- **TEXTO PROPORCIONADO**
>>

Porque sin querer la escuela tiende sus trampas de repetición y conservadurismo y la clase de literatura se convierte en una misa en latín. Todos salmodian su letanía para dejar contento al fulano y aprobar. Y el profe se ha convertido en su instrumento. Por sus viejos amores y su falta de tiempo.
Y cómo les gustaría a sus viejos amores entrar en diálogo con voces nuevas, frescas, desacantonadas. Lenguas que buscan su espacio en lo que ha germinado de aquellas. Los viejos van a vibrar en sus encuentros con estos “raros peinados nuevos” van a bajar del olimpo y a sacudirse el polvo. Y de paso nos lo sacuden a nosotros.
Porque no seremos los de literatura “los viejos vinagre” caídos del mundo que la tradición señala que debemos ser. De ninguna manera. Tampoco jóvenes adolescentes (esos son nuestros alumnos que tendrán todo para decir)

<<

- **POR HACER**
1. Según el texto sobre la clase de literatura, ¿en qué se convierte esa clase?
2. ¿Cómo se traduce al inglés esta oración del texto sobre la clase de literatura: «Todos salmodian su letanía para dejar contento al fulano y aprobar.»?
3. ¿Coinciden con el texto sobre la clase de literatura estas afirmaciones? Responde sí o no a cada una y cita las palabras exactas que lo deciden.
(a) Los de literatura serán "los viejos vinagre" que la tradición señala.
(b) Los viejos van a bajar del olimpo.
(c) Los alumnos son los jóvenes adolescentes.

- **DATOS DE ORIGEN**
>>

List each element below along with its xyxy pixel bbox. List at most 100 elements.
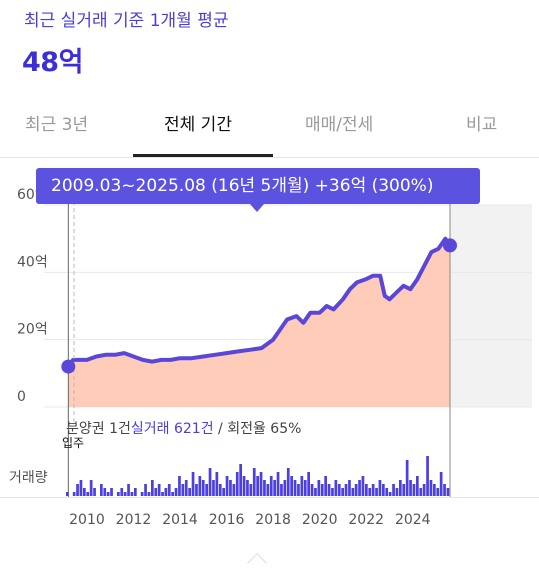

<<

- **RESULTADOS EN ORDEN**
1. En una misa en latín.

2. Everyone chants their litany to keep the guy happy and pass.

3.
(a) No: «Porque no seremos los de literatura “los viejos vinagre” caídos del mundo que la tradición señala que debemos ser.»
(b) Sí: «van a bajar del olimpo y a sacudirse el polvo»
(c) Sí: «Tampoco jóvenes adolescentes (esos son nuestros alumnos»